#### SET TASK:
Every entry below should be transcribed exactly; pictures stay out of the copy.

#### DATASET RECORDS:

— BEGIN —

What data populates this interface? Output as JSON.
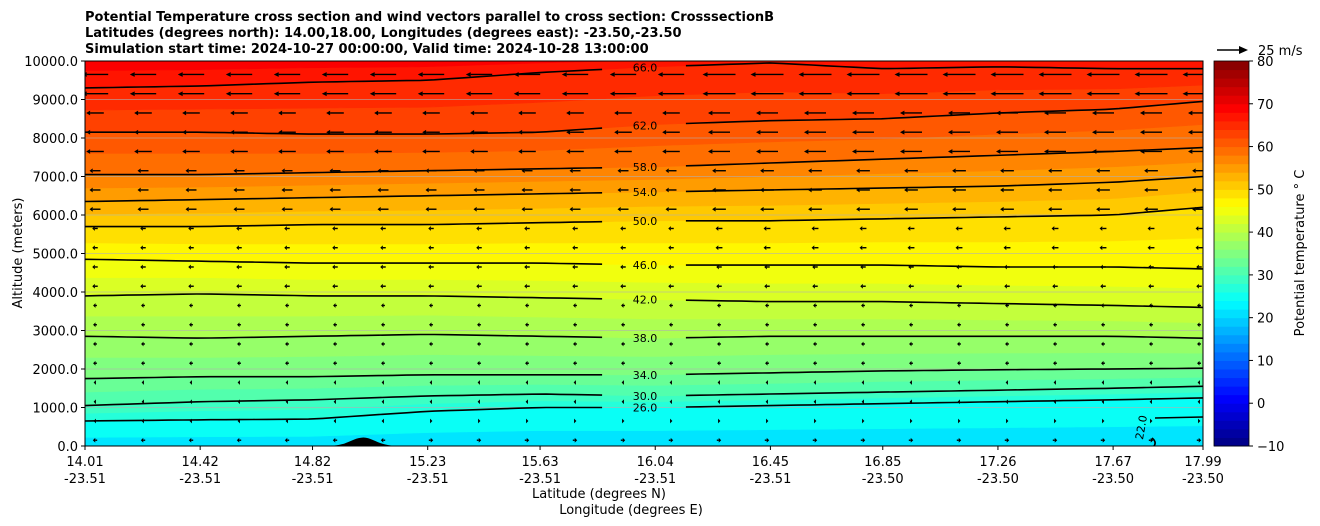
{
  "chart_data": {
    "type": "heatmap",
    "title_lines": [
      "Potential Temperature cross section and wind vectors parallel to cross section: CrosssectionB",
      "Latitudes (degrees north): 14.00,18.00, Longitudes (degrees east): -23.50,-23.50",
      "Simulation start time: 2024-10-27 00:00:00, Valid time: 2024-10-28 13:00:00"
    ],
    "xlabel_lines": [
      "Latitude (degrees N)",
      "Longitude (degrees E)"
    ],
    "ylabel": "Altitude (meters)",
    "x_ticks": [
      {
        "lat": "14.01",
        "lon": "-23.51",
        "v": 14.01
      },
      {
        "lat": "14.42",
        "lon": "-23.51",
        "v": 14.42
      },
      {
        "lat": "14.82",
        "lon": "-23.51",
        "v": 14.82
      },
      {
        "lat": "15.23",
        "lon": "-23.51",
        "v": 15.23
      },
      {
        "lat": "15.63",
        "lon": "-23.51",
        "v": 15.63
      },
      {
        "lat": "16.04",
        "lon": "-23.51",
        "v": 16.04
      },
      {
        "lat": "16.45",
        "lon": "-23.51",
        "v": 16.45
      },
      {
        "lat": "16.85",
        "lon": "-23.50",
        "v": 16.85
      },
      {
        "lat": "17.26",
        "lon": "-23.50",
        "v": 17.26
      },
      {
        "lat": "17.67",
        "lon": "-23.50",
        "v": 17.67
      },
      {
        "lat": "17.99",
        "lon": "-23.50",
        "v": 17.99
      }
    ],
    "xlim": [
      14.01,
      17.99
    ],
    "y_ticks": [
      "0.0",
      "1000.0",
      "2000.0",
      "3000.0",
      "4000.0",
      "5000.0",
      "6000.0",
      "7000.0",
      "8000.0",
      "9000.0",
      "10000.0"
    ],
    "ylim": [
      0,
      10000
    ],
    "grid": true,
    "contours": [
      {
        "label": "22.0",
        "level": 22
      },
      {
        "label": "26.0",
        "level": 26,
        "y": [
          650,
          680,
          700,
          900,
          1000,
          1000,
          1050,
          1100,
          1150,
          1200,
          1250
        ]
      },
      {
        "label": "30.0",
        "level": 30,
        "y": [
          1050,
          1150,
          1200,
          1300,
          1350,
          1300,
          1350,
          1400,
          1450,
          1500,
          1550
        ]
      },
      {
        "label": "34.0",
        "level": 34,
        "y": [
          1750,
          1800,
          1800,
          1850,
          1850,
          1850,
          1900,
          1950,
          1980,
          2000,
          2020
        ]
      },
      {
        "label": "38.0",
        "level": 38,
        "y": [
          2850,
          2800,
          2850,
          2900,
          2850,
          2800,
          2850,
          2850,
          2850,
          2850,
          2800
        ]
      },
      {
        "label": "42.0",
        "level": 42,
        "y": [
          3900,
          3950,
          3900,
          3900,
          3850,
          3800,
          3750,
          3750,
          3700,
          3650,
          3600
        ]
      },
      {
        "label": "46.0",
        "level": 46,
        "y": [
          4850,
          4800,
          4750,
          4750,
          4750,
          4700,
          4700,
          4700,
          4650,
          4650,
          4600
        ]
      },
      {
        "label": "50.0",
        "level": 50,
        "y": [
          5700,
          5700,
          5750,
          5750,
          5800,
          5850,
          5850,
          5900,
          5950,
          6000,
          6200
        ]
      },
      {
        "label": "54.0",
        "level": 54,
        "y": [
          6350,
          6400,
          6450,
          6500,
          6550,
          6600,
          6650,
          6700,
          6750,
          6850,
          7000
        ]
      },
      {
        "label": "58.0",
        "level": 58,
        "y": [
          7050,
          7050,
          7100,
          7150,
          7200,
          7250,
          7350,
          7450,
          7550,
          7650,
          7750
        ]
      },
      {
        "label": "62.0",
        "level": 62,
        "y": [
          8150,
          8150,
          8100,
          8100,
          8150,
          8350,
          8450,
          8500,
          8650,
          8750,
          8950
        ]
      },
      {
        "label": "66.0",
        "level": 66,
        "y": [
          9300,
          9350,
          9450,
          9500,
          9700,
          9850,
          9950,
          9800,
          9850,
          9800,
          9800
        ]
      }
    ],
    "colorbar": {
      "label": "Potential temperature $^\\circ$C",
      "ticks": [
        "80",
        "70",
        "60",
        "50",
        "40",
        "30",
        "20",
        "10",
        "0",
        "−10"
      ],
      "range": [
        -10,
        80
      ]
    },
    "quiver_key": {
      "label": "25 m/s",
      "speed": 25
    },
    "terrain": {
      "peak_lat": 15.0,
      "peak_height": 220
    }
  }
}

— END —

#### TASK SOLUTION:
What data populates this interface? Output as JSON.
{
  "chart_data": {
    "type": "heatmap",
    "title_lines": [
      "Potential Temperature cross section and wind vectors parallel to cross section: CrosssectionB",
      "Latitudes (degrees north): 14.00,18.00, Longitudes (degrees east): -23.50,-23.50",
      "Simulation start time: 2024-10-27 00:00:00, Valid time: 2024-10-28 13:00:00"
    ],
    "xlabel_lines": [
      "Latitude (degrees N)",
      "Longitude (degrees E)"
    ],
    "ylabel": "Altitude (meters)",
    "x_ticks": [
      {
        "lat": "14.01",
        "lon": "-23.51",
        "v": 14.01
      },
      {
        "lat": "14.42",
        "lon": "-23.51",
        "v": 14.42
      },
      {
        "lat": "14.82",
        "lon": "-23.51",
        "v": 14.82
      },
      {
        "lat": "15.23",
        "lon": "-23.51",
        "v": 15.23
      },
      {
        "lat": "15.63",
        "lon": "-23.51",
        "v": 15.63
      },
      {
        "lat": "16.04",
        "lon": "-23.51",
        "v": 16.04
      },
      {
        "lat": "16.45",
        "lon": "-23.51",
        "v": 16.45
      },
      {
        "lat": "16.85",
        "lon": "-23.50",
        "v": 16.85
      },
      {
        "lat": "17.26",
        "lon": "-23.50",
        "v": 17.26
      },
      {
        "lat": "17.67",
        "lon": "-23.50",
        "v": 17.67
      },
      {
        "lat": "17.99",
        "lon": "-23.50",
        "v": 17.99
      }
    ],
    "xlim": [
      14.01,
      17.99
    ],
    "y_ticks": [
      "0.0",
      "1000.0",
      "2000.0",
      "3000.0",
      "4000.0",
      "5000.0",
      "6000.0",
      "7000.0",
      "8000.0",
      "9000.0",
      "10000.0"
    ],
    "ylim": [
      0,
      10000
    ],
    "grid": true,
    "contours": [
      {
        "label": "22.0",
        "level": 22
      },
      {
        "label": "26.0",
        "level": 26,
        "y": [
          650,
          680,
          700,
          900,
          1000,
          1000,
          1050,
          1100,
          1150,
          1200,
          1250
        ]
      },
      {
        "label": "30.0",
        "level": 30,
        "y": [
          1050,
          1150,
          1200,
          1300,
          1350,
          1300,
          1350,
          1400,
          1450,
          1500,
          1550
        ]
      },
      {
        "label": "34.0",
        "level": 34,
        "y": [
          1750,
          1800,
          1800,
          1850,
          1850,
          1850,
          1900,
          1950,
          1980,
          2000,
          2020
        ]
      },
      {
        "label": "38.0",
        "level": 38,
        "y": [
          2850,
          2800,
          2850,
          2900,
          2850,
          2800,
          2850,
          2850,
          2850,
          2850,
          2800
        ]
      },
      {
        "label": "42.0",
        "level": 42,
        "y": [
          3900,
          3950,
          3900,
          3900,
          3850,
          3800,
          3750,
          3750,
          3700,
          3650,
          3600
        ]
      },
      {
        "label": "46.0",
        "level": 46,
        "y": [
          4850,
          4800,
          4750,
          4750,
          4750,
          4700,
          4700,
          4700,
          4650,
          4650,
          4600
        ]
      },
      {
        "label": "50.0",
        "level": 50,
        "y": [
          5700,
          5700,
          5750,
          5750,
          5800,
          5850,
          5850,
          5900,
          5950,
          6000,
          6200
        ]
      },
      {
        "label": "54.0",
        "level": 54,
        "y": [
          6350,
          6400,
          6450,
          6500,
          6550,
          6600,
          6650,
          6700,
          6750,
          6850,
          7000
        ]
      },
      {
        "label": "58.0",
        "level": 58,
        "y": [
          7050,
          7050,
          7100,
          7150,
          7200,
          7250,
          7350,
          7450,
          7550,
          7650,
          7750
        ]
      },
      {
        "label": "62.0",
        "level": 62,
        "y": [
          8150,
          8150,
          8100,
          8100,
          8150,
          8350,
          8450,
          8500,
          8650,
          8750,
          8950
        ]
      },
      {
        "label": "66.0",
        "level": 66,
        "y": [
          9300,
          9350,
          9450,
          9500,
          9700,
          9850,
          9950,
          9800,
          9850,
          9800,
          9800
        ]
      }
    ],
    "colorbar": {
      "label": "Potential temperature $^\\circ$C",
      "ticks": [
        "80",
        "70",
        "60",
        "50",
        "40",
        "30",
        "20",
        "10",
        "0",
        "−10"
      ],
      "range": [
        -10,
        80
      ]
    },
    "quiver_key": {
      "label": "25 m/s",
      "speed": 25
    },
    "terrain": {
      "peak_lat": 15.0,
      "peak_height": 220
    }
  }
}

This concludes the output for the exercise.